GIVEN REQUEST: The listing below should be copied in full, word for word.

---- SUPPLIED RECORDS

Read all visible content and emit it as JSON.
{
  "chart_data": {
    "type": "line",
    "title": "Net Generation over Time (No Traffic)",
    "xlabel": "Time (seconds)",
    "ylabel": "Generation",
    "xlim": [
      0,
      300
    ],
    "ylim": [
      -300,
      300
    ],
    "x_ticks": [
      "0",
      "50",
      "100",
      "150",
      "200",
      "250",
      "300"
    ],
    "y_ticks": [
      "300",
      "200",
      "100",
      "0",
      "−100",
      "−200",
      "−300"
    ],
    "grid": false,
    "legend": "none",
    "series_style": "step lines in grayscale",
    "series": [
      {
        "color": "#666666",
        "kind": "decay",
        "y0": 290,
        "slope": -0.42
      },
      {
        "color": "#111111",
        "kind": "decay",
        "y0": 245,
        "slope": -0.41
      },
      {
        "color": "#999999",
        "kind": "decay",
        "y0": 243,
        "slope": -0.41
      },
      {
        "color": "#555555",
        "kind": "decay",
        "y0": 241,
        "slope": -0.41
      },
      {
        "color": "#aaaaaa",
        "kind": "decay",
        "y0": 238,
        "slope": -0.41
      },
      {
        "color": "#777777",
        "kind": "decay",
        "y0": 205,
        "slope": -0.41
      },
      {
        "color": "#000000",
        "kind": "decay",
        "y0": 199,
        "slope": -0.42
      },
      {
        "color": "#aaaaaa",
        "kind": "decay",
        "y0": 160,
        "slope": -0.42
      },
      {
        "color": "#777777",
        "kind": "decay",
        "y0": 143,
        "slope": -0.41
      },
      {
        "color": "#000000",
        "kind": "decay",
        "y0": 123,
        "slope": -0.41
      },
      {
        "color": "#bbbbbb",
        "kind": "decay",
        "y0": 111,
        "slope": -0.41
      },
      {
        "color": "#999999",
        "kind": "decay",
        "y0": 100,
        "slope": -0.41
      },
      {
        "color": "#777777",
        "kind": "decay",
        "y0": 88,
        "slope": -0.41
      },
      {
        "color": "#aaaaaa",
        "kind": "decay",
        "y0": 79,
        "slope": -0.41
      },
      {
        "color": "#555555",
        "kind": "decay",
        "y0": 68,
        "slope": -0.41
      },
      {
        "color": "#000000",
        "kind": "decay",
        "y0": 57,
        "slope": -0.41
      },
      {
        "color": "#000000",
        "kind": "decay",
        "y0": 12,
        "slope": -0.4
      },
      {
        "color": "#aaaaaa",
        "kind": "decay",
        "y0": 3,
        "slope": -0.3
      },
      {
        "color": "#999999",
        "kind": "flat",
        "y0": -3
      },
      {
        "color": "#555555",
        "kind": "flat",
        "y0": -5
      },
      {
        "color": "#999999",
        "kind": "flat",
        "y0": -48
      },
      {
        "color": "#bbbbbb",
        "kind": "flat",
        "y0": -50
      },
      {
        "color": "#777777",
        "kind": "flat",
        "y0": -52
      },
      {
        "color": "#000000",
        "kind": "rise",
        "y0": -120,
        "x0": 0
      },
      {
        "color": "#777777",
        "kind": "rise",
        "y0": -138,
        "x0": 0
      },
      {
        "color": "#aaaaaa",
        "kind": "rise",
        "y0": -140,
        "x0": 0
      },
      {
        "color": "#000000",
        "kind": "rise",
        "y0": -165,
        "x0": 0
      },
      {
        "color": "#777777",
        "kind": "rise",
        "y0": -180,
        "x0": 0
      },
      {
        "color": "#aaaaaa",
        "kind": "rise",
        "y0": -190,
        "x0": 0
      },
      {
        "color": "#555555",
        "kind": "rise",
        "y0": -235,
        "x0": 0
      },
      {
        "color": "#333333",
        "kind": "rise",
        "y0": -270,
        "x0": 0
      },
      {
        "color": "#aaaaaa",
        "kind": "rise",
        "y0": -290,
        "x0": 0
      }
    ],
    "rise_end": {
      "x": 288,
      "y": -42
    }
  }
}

--------

THE REPLY:
Read all visible content and emit it as JSON.
{
  "chart_data": {
    "type": "line",
    "title": "Net Generation over Time (No Traffic)",
    "xlabel": "Time (seconds)",
    "ylabel": "Generation",
    "xlim": [
      0,
      300
    ],
    "ylim": [
      -300,
      300
    ],
    "x_ticks": [
      "0",
      "50",
      "100",
      "150",
      "200",
      "250",
      "300"
    ],
    "y_ticks": [
      "300",
      "200",
      "100",
      "0",
      "−100",
      "−200",
      "−300"
    ],
    "grid": false,
    "legend": "none",
    "series_style": "step lines in grayscale",
    "series": [
      {
        "color": "#666666",
        "kind": "decay",
        "y0": 290,
        "slope": -0.42
      },
      {
        "color": "#111111",
        "kind": "decay",
        "y0": 245,
        "slope": -0.41
      },
      {
        "color": "#999999",
        "kind": "decay",
        "y0": 243,
        "slope": -0.41
      },
      {
        "color": "#555555",
        "kind": "decay",
        "y0": 241,
        "slope": -0.41
      },
      {
        "color": "#aaaaaa",
        "kind": "decay",
        "y0": 238,
        "slope": -0.41
      },
      {
        "color": "#777777",
        "kind": "decay",
        "y0": 205,
        "slope": -0.41
      },
      {
        "color": "#000000",
        "kind": "decay",
        "y0": 199,
        "slope": -0.42
      },
      {
        "color": "#aaaaaa",
        "kind": "decay",
        "y0": 160,
        "slope": -0.42
      },
      {
        "color": "#777777",
        "kind": "decay",
        "y0": 143,
        "slope": -0.41
      },
      {
        "color": "#000000",
        "kind": "decay",
        "y0": 123,
        "slope": -0.41
      },
      {
        "color": "#bbbbbb",
        "kind": "decay",
        "y0": 111,
        "slope": -0.41
      },
      {
        "color": "#999999",
        "kind": "decay",
        "y0": 100,
        "slope": -0.41
      },
      {
        "color": "#777777",
        "kind": "decay",
        "y0": 88,
        "slope": -0.41
      },
      {
        "color": "#aaaaaa",
        "kind": "decay",
        "y0": 79,
        "slope": -0.41
      },
      {
        "color": "#555555",
        "kind": "decay",
        "y0": 68,
        "slope": -0.41
      },
      {
        "color": "#000000",
        "kind": "decay",
        "y0": 57,
        "slope": -0.41
      },
      {
        "color": "#000000",
        "kind": "decay",
        "y0": 12,
        "slope": -0.4
      },
      {
        "color": "#aaaaaa",
        "kind": "decay",
        "y0": 3,
        "slope": -0.3
      },
      {
        "color": "#999999",
        "kind": "flat",
        "y0": -3
      },
      {
        "color": "#555555",
        "kind": "flat",
        "y0": -5
      },
      {
        "color": "#999999",
        "kind": "flat",
        "y0": -48
      },
      {
        "color": "#bbbbbb",
        "kind": "flat",
        "y0": -50
      },
      {
        "color": "#777777",
        "kind": "flat",
        "y0": -52
      },
      {
        "color": "#000000",
        "kind": "rise",
        "y0": -120,
        "x0": 0
      },
      {
        "color": "#777777",
        "kind": "rise",
        "y0": -138,
        "x0": 0
      },
      {
        "color": "#aaaaaa",
        "kind": "rise",
        "y0": -140,
        "x0": 0
      },
      {
        "color": "#000000",
        "kind": "rise",
        "y0": -165,
        "x0": 0
      },
      {
        "color": "#777777",
        "kind": "rise",
        "y0": -180,
        "x0": 0
      },
      {
        "color": "#aaaaaa",
        "kind": "rise",
        "y0": -190,
        "x0": 0
      },
      {
        "color": "#555555",
        "kind": "rise",
        "y0": -235,
        "x0": 0
      },
      {
        "color": "#333333",
        "kind": "rise",
        "y0": -270,
        "x0": 0
      },
      {
        "color": "#aaaaaa",
        "kind": "rise",
        "y0": -290,
        "x0": 0
      }
    ],
    "rise_end": {
      "x": 288,
      "y": -42
    }
  }
}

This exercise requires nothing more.